Task prompt => The data below should be restated word for word, with every picture omitted.

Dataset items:
▬▬▬▬▬▬▬▬▬▬

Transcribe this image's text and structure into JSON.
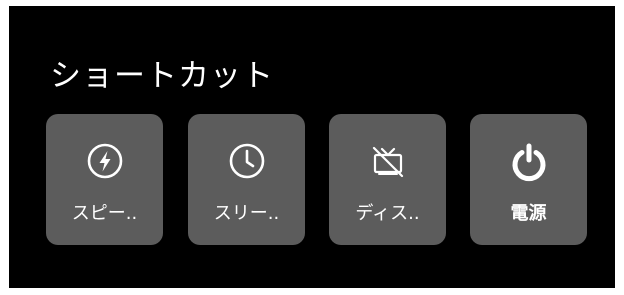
{
  "window": {
    "background": "#000000",
    "title": "ショートカット"
  },
  "shortcuts": [
    {
      "label": "スピー..",
      "icon": "lightning-bolt-circle-icon",
      "bold": false
    },
    {
      "label": "スリー..",
      "icon": "clock-icon",
      "bold": false
    },
    {
      "label": "ディス..",
      "icon": "tv-off-icon",
      "bold": false
    },
    {
      "label": "電源",
      "icon": "power-icon",
      "bold": true
    }
  ],
  "colors": {
    "tile": "#5c5c5c",
    "text": "#ffffff"
  }
}
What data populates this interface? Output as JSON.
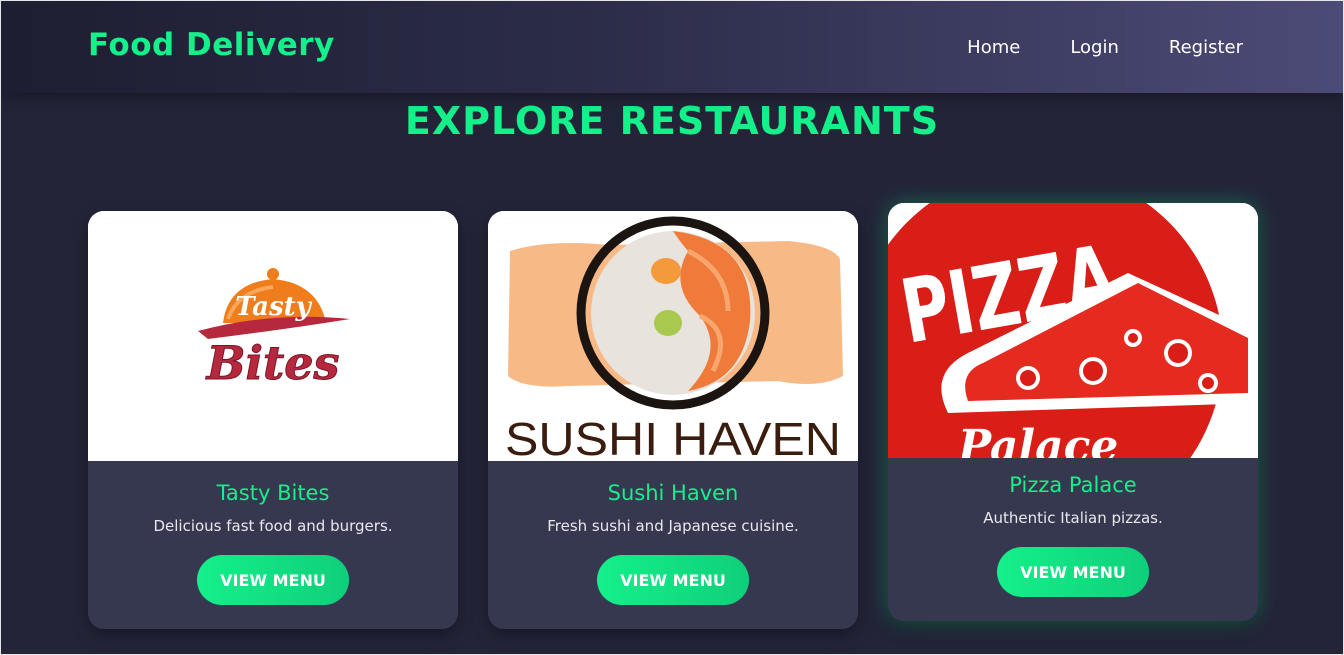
{
  "navbar": {
    "brand": "Food Delivery",
    "links": [
      "Home",
      "Login",
      "Register"
    ]
  },
  "main": {
    "title": "EXPLORE RESTAURANTS"
  },
  "restaurants": [
    {
      "name": "Tasty Bites",
      "description": "Delicious fast food and burgers.",
      "button": "VIEW MENU",
      "logo_text": [
        "Tasty",
        "Bites"
      ]
    },
    {
      "name": "Sushi Haven",
      "description": "Fresh sushi and Japanese cuisine.",
      "button": "VIEW MENU",
      "logo_text": [
        "SUSHI HAVEN"
      ]
    },
    {
      "name": "Pizza Palace",
      "description": "Authentic Italian pizzas.",
      "button": "VIEW MENU",
      "logo_text": [
        "PIZZA",
        "Palace"
      ]
    }
  ],
  "colors": {
    "accent": "#14f08a",
    "background": "#232438",
    "card": "#363850",
    "navbar_start": "#1d1e31",
    "navbar_end": "#4b4b77"
  }
}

▬▬▬▬▬▬▬▬▬▬

Output of the task =>
Transcribe this image's text and structure into JSON.
{
  "window": {
    "background": "#000000",
    "title": "ショートカット"
  },
  "shortcuts": [
    {
      "label": "スピー..",
      "icon": "lightning-bolt-circle-icon",
      "bold": false
    },
    {
      "label": "スリー..",
      "icon": "clock-icon",
      "bold": false
    },
    {
      "label": "ディス..",
      "icon": "tv-off-icon",
      "bold": false
    },
    {
      "label": "電源",
      "icon": "power-icon",
      "bold": true
    }
  ],
  "colors": {
    "tile": "#5c5c5c",
    "text": "#ffffff"
  }
}
What data populates this interface? Output as JSON.
{
  "navbar": {
    "brand": "Food Delivery",
    "links": [
      "Home",
      "Login",
      "Register"
    ]
  },
  "main": {
    "title": "EXPLORE RESTAURANTS"
  },
  "restaurants": [
    {
      "name": "Tasty Bites",
      "description": "Delicious fast food and burgers.",
      "button": "VIEW MENU",
      "logo_text": [
        "Tasty",
        "Bites"
      ]
    },
    {
      "name": "Sushi Haven",
      "description": "Fresh sushi and Japanese cuisine.",
      "button": "VIEW MENU",
      "logo_text": [
        "SUSHI HAVEN"
      ]
    },
    {
      "name": "Pizza Palace",
      "description": "Authentic Italian pizzas.",
      "button": "VIEW MENU",
      "logo_text": [
        "PIZZA",
        "Palace"
      ]
    }
  ],
  "colors": {
    "accent": "#14f08a",
    "background": "#232438",
    "card": "#363850",
    "navbar_start": "#1d1e31",
    "navbar_end": "#4b4b77"
  }
}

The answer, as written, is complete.